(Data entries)
■ ■ ■ ■ ■

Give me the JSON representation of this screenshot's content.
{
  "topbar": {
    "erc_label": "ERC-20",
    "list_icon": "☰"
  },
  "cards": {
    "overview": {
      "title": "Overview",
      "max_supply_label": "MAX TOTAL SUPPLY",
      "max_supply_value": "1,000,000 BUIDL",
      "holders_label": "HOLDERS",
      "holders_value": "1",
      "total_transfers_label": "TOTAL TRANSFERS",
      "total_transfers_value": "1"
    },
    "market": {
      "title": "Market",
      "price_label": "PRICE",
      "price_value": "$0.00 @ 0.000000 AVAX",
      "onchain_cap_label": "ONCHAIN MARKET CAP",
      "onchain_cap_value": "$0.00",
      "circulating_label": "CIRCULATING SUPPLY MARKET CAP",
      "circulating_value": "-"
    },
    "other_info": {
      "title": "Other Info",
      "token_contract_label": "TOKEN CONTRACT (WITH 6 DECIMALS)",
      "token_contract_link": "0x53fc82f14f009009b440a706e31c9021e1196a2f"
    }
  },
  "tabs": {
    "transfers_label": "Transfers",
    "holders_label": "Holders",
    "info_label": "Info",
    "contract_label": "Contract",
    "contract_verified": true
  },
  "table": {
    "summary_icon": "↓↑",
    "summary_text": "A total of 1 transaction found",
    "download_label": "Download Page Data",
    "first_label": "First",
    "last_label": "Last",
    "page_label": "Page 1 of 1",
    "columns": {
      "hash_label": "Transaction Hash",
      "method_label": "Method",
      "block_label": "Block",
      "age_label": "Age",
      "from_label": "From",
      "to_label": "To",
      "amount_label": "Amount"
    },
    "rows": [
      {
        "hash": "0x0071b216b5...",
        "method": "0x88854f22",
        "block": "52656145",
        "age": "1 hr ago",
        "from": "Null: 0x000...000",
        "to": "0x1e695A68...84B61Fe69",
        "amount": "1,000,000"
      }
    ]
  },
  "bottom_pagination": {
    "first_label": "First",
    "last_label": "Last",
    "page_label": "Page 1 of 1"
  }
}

■ ■ ■ ■ ■

* STATED TASK:
Exactly reproduce every line of the records.

* SOLUTION TO THIS EXERCISE:
Give me the JSON representation of this screenshot's content.
{
  "topbar": {
    "erc_label": "ERC-20",
    "list_icon": "☰"
  },
  "cards": {
    "overview": {
      "title": "Overview",
      "max_supply_label": "MAX TOTAL SUPPLY",
      "max_supply_value": "1,000,000 BUIDL",
      "holders_label": "HOLDERS",
      "holders_value": "1",
      "total_transfers_label": "TOTAL TRANSFERS",
      "total_transfers_value": "1"
    },
    "market": {
      "title": "Market",
      "price_label": "PRICE",
      "price_value": "$0.00 @ 0.000000 AVAX",
      "onchain_cap_label": "ONCHAIN MARKET CAP",
      "onchain_cap_value": "$0.00",
      "circulating_label": "CIRCULATING SUPPLY MARKET CAP",
      "circulating_value": "-"
    },
    "other_info": {
      "title": "Other Info",
      "token_contract_label": "TOKEN CONTRACT (WITH 6 DECIMALS)",
      "token_contract_link": "0x53fc82f14f009009b440a706e31c9021e1196a2f"
    }
  },
  "tabs": {
    "transfers_label": "Transfers",
    "holders_label": "Holders",
    "info_label": "Info",
    "contract_label": "Contract",
    "contract_verified": true
  },
  "table": {
    "summary_icon": "↓↑",
    "summary_text": "A total of 1 transaction found",
    "download_label": "Download Page Data",
    "first_label": "First",
    "last_label": "Last",
    "page_label": "Page 1 of 1",
    "columns": {
      "hash_label": "Transaction Hash",
      "method_label": "Method",
      "block_label": "Block",
      "age_label": "Age",
      "from_label": "From",
      "to_label": "To",
      "amount_label": "Amount"
    },
    "rows": [
      {
        "hash": "0x0071b216b5...",
        "method": "0x88854f22",
        "block": "52656145",
        "age": "1 hr ago",
        "from": "Null: 0x000...000",
        "to": "0x1e695A68...84B61Fe69",
        "amount": "1,000,000"
      }
    ]
  },
  "bottom_pagination": {
    "first_label": "First",
    "last_label": "Last",
    "page_label": "Page 1 of 1"
  }
}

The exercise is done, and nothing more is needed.